• [TO DO]: Identify each line in the records below that contains the word "this", and copy it.

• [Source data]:
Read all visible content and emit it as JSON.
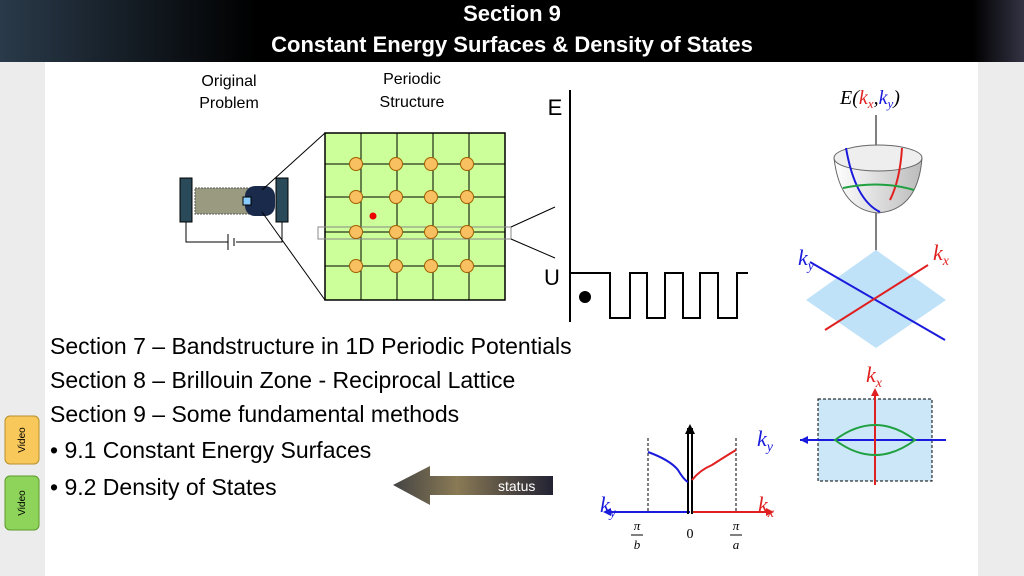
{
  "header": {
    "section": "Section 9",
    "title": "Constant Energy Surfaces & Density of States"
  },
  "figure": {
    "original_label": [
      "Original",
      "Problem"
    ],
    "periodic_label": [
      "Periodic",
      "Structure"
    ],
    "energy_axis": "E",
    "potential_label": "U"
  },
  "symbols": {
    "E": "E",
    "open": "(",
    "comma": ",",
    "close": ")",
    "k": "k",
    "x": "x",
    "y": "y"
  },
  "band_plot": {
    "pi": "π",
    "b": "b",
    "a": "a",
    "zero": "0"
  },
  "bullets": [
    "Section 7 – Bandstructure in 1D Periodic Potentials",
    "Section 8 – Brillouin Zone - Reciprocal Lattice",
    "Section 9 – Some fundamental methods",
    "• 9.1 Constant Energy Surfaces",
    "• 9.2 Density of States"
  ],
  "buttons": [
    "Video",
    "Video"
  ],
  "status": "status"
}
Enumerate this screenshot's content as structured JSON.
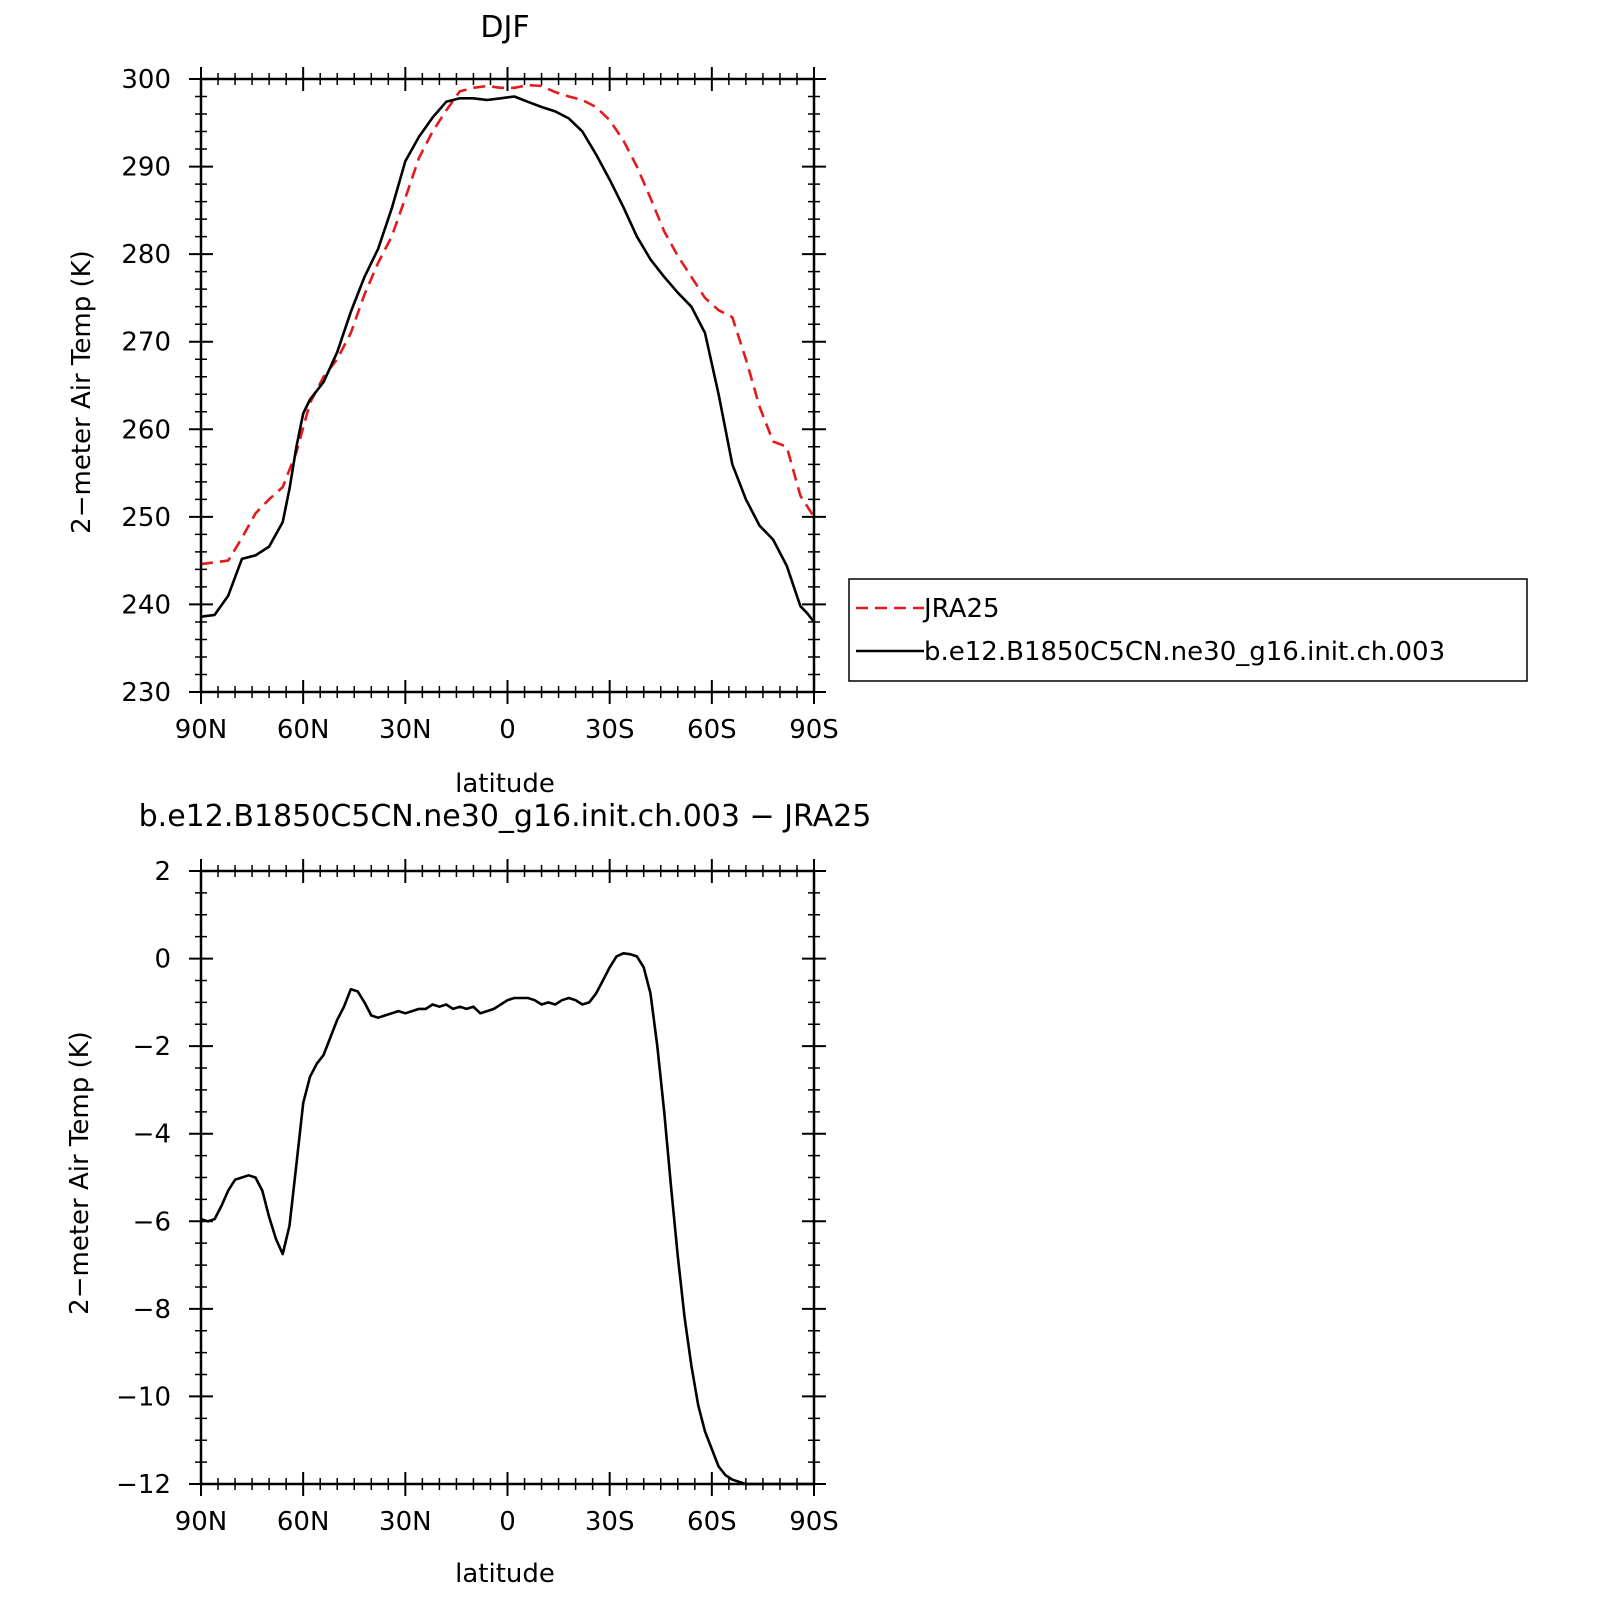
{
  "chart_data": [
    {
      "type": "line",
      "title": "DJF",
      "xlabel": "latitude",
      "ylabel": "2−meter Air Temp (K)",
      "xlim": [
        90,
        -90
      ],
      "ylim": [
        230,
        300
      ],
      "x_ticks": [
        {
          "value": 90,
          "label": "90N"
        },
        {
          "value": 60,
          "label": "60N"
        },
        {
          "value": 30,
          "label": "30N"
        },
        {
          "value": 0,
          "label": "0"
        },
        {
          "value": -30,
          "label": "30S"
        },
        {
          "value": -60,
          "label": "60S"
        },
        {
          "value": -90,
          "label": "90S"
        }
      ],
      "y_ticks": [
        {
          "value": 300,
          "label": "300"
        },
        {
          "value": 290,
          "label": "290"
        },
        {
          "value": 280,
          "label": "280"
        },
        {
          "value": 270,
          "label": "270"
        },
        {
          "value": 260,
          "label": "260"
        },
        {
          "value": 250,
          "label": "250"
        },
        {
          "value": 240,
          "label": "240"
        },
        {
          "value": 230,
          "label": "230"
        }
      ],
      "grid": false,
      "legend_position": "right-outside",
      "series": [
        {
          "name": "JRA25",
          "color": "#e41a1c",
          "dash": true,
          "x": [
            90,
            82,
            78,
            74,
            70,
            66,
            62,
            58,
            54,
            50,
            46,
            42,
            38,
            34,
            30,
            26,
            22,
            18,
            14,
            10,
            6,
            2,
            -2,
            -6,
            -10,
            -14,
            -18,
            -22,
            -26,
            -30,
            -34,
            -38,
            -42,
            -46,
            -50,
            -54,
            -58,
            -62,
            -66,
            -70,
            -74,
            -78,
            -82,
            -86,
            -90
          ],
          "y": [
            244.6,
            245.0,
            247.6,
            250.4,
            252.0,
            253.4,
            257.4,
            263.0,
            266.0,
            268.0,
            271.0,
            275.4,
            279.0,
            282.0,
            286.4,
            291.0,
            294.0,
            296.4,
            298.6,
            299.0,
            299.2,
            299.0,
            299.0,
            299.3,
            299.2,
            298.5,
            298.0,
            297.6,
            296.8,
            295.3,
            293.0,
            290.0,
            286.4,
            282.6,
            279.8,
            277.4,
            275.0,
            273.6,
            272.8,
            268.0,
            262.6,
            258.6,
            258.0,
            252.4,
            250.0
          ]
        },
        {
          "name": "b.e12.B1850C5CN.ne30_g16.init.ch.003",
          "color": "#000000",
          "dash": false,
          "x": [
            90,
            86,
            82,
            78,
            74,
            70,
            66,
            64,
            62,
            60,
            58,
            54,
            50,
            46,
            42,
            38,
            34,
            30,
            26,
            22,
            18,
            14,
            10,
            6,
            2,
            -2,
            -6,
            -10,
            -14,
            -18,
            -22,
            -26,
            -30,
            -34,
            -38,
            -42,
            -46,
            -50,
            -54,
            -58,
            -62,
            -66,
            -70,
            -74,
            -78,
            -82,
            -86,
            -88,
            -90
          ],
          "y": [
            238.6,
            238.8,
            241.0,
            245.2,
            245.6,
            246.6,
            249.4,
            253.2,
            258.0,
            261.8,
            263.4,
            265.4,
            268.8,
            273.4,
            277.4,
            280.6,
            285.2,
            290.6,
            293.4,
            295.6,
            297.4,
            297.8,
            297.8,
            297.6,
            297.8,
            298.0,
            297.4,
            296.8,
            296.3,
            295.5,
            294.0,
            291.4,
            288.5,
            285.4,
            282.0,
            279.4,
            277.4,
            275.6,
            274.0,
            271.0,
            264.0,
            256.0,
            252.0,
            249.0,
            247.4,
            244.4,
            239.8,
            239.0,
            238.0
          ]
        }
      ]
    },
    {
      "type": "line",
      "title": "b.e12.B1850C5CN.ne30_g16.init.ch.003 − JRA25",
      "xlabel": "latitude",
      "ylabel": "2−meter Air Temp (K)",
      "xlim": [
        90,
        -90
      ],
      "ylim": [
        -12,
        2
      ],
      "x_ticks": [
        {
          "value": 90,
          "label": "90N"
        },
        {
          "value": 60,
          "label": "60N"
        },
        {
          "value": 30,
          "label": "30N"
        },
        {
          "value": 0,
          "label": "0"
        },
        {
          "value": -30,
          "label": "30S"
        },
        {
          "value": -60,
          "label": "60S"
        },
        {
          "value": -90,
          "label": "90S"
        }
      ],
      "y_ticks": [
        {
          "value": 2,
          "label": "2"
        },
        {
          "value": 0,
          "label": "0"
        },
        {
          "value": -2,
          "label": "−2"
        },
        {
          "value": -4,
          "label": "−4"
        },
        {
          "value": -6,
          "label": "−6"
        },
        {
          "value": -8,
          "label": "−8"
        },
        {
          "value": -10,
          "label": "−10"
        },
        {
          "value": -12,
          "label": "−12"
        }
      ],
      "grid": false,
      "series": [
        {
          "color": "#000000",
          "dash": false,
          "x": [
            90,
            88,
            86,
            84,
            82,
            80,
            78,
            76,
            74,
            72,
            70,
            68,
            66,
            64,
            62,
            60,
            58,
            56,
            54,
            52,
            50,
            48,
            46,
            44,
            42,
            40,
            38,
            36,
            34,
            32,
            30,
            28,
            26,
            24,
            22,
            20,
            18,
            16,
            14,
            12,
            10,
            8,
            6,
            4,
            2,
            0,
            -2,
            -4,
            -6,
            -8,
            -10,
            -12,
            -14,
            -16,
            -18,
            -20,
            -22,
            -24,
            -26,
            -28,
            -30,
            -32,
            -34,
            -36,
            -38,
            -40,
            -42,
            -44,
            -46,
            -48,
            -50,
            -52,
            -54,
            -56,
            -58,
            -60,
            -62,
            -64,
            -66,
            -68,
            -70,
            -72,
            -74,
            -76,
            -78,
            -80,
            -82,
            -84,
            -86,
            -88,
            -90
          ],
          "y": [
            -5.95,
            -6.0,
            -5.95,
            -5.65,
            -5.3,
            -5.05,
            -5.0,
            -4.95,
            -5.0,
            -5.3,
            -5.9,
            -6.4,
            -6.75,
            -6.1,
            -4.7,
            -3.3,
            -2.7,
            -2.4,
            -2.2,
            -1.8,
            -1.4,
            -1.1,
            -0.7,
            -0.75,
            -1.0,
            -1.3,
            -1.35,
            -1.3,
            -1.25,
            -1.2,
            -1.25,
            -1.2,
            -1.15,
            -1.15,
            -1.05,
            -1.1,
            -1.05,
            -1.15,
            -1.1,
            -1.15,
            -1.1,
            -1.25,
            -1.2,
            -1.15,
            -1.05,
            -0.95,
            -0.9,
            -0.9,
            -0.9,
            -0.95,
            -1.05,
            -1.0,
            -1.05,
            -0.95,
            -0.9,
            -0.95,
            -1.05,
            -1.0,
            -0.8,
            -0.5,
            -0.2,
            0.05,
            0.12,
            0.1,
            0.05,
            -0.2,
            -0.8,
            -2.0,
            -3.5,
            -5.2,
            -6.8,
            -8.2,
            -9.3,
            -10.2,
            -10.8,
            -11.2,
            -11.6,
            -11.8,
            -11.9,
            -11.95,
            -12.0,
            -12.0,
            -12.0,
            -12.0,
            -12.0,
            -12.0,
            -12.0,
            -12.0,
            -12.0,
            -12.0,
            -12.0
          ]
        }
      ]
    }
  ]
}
--
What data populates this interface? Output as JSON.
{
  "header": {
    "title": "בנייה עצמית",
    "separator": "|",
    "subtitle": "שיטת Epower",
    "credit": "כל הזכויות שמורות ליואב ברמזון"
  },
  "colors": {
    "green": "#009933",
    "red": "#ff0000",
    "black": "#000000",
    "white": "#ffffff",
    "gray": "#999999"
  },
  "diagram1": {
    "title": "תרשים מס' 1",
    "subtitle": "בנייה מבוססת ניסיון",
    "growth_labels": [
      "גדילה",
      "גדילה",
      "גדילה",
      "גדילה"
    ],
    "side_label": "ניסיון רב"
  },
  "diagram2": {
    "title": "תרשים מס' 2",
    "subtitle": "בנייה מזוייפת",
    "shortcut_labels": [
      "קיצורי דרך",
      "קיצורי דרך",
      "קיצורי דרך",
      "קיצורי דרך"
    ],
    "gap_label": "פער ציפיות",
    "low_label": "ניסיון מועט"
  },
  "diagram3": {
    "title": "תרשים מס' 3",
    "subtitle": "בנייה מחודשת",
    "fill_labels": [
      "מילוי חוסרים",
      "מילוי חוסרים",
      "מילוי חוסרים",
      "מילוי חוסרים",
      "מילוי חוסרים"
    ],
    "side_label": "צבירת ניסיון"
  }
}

• [ANSWER TO THE EXERCISE]:
Enumerate this screenshot's content as structured JSON.
What data populates this interface? Output as JSON.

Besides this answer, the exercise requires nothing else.